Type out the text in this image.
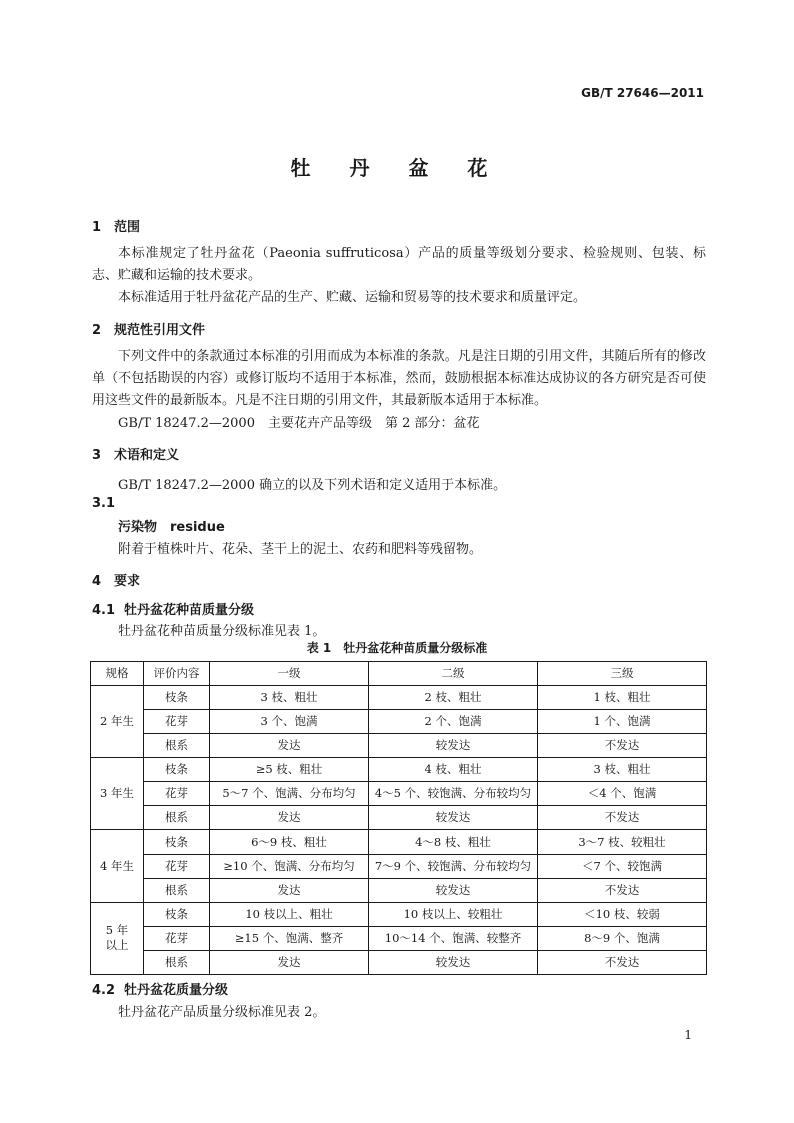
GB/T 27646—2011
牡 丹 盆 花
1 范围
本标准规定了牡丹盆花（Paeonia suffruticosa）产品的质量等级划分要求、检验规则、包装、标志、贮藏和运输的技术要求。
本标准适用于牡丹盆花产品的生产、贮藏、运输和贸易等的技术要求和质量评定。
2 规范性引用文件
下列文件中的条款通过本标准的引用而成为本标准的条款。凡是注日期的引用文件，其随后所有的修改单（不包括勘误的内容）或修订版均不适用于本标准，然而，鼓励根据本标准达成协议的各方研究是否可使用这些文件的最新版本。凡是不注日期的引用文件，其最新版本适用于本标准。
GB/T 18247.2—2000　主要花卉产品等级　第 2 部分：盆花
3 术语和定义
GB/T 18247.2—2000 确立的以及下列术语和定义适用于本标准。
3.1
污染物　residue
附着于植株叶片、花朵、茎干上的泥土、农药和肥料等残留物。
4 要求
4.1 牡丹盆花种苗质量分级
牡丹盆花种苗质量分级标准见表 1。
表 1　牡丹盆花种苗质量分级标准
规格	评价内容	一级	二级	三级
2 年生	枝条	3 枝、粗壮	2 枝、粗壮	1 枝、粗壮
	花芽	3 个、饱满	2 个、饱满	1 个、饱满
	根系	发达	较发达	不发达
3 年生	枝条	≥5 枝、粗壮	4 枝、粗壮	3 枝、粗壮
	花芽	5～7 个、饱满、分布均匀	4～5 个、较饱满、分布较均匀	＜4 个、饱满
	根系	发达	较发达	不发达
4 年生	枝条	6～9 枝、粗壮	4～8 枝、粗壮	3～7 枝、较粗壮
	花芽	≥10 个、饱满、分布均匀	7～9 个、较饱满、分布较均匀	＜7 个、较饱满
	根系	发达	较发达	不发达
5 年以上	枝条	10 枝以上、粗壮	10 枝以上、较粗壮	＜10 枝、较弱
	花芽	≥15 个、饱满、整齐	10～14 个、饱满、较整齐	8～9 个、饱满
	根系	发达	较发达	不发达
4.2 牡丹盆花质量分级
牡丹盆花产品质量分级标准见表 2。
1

────────

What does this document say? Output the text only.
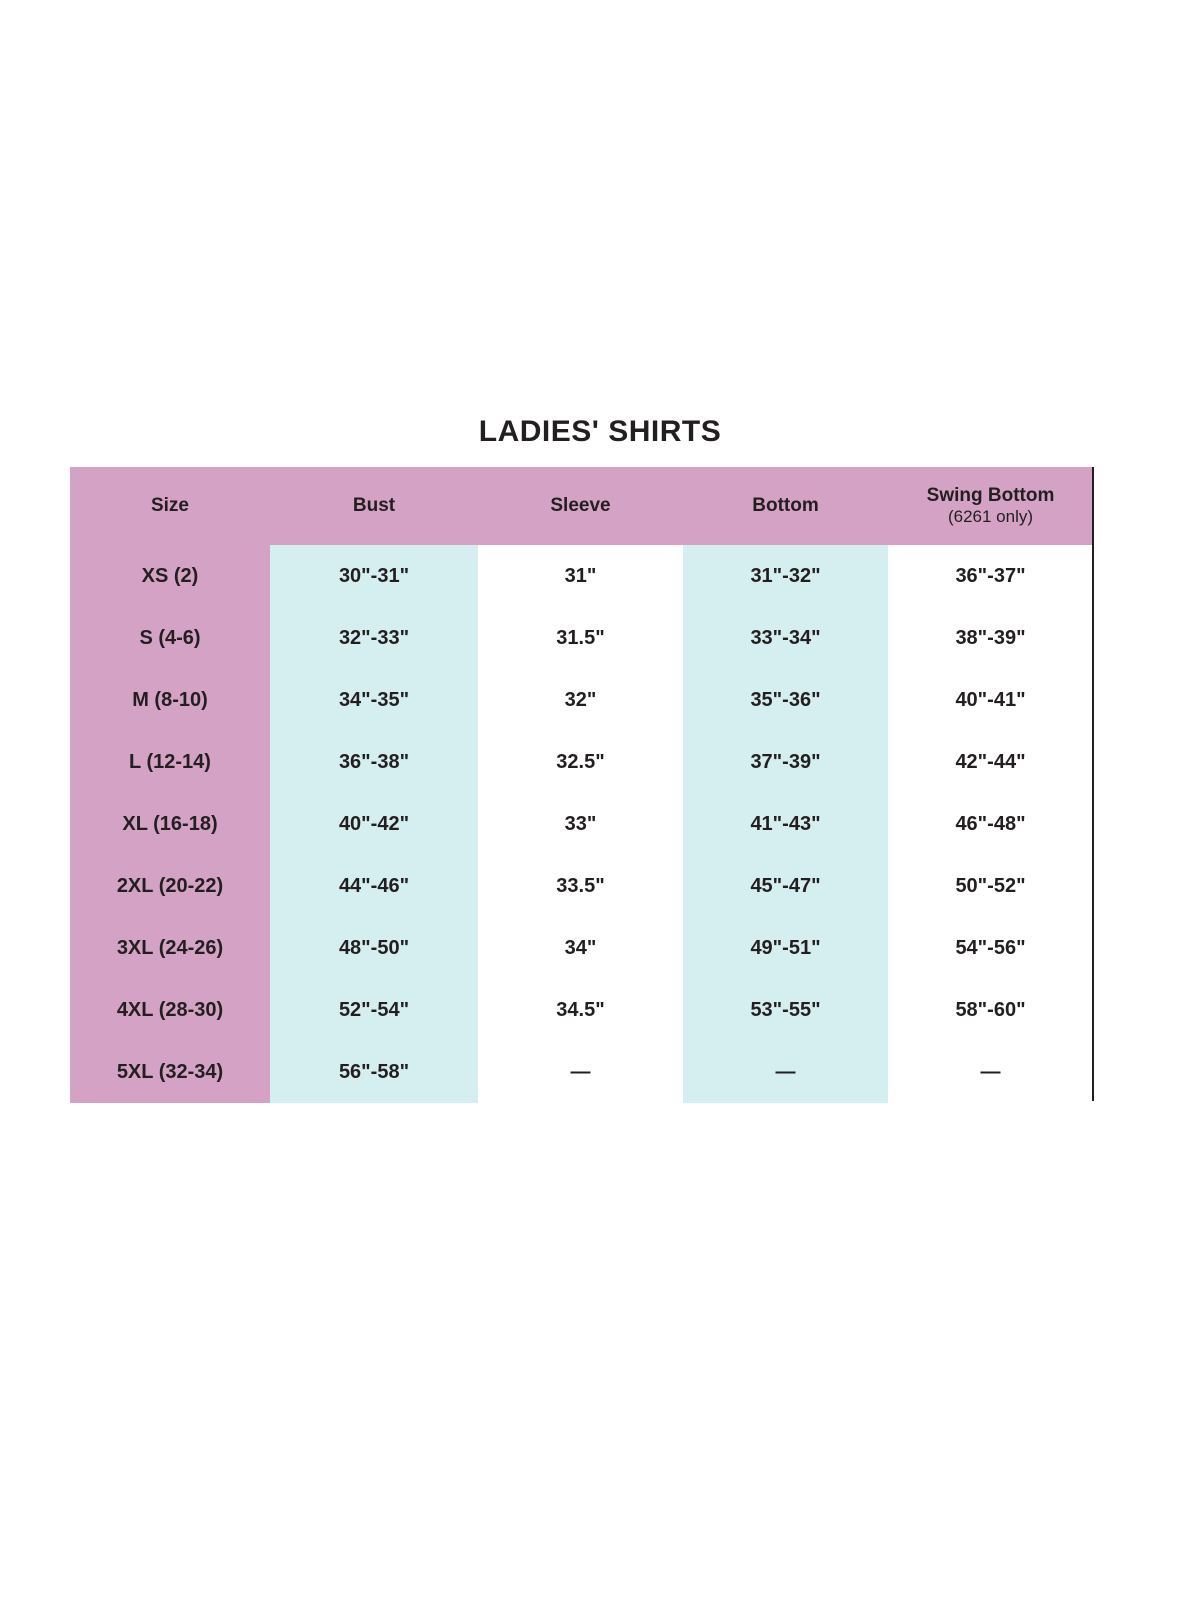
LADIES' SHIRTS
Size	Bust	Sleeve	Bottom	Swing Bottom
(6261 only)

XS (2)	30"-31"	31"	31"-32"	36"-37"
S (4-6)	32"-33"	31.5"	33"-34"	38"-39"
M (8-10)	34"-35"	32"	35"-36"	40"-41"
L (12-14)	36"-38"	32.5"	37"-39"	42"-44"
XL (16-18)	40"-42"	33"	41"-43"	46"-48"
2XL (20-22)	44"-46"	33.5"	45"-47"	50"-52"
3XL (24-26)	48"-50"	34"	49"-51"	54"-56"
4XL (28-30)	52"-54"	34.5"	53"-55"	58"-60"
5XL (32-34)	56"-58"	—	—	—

────────

• Task directions: Copy out every line of the data that includes "this".

• Solved problem:
Type out the text in this image.
What does this document say? Output the text only.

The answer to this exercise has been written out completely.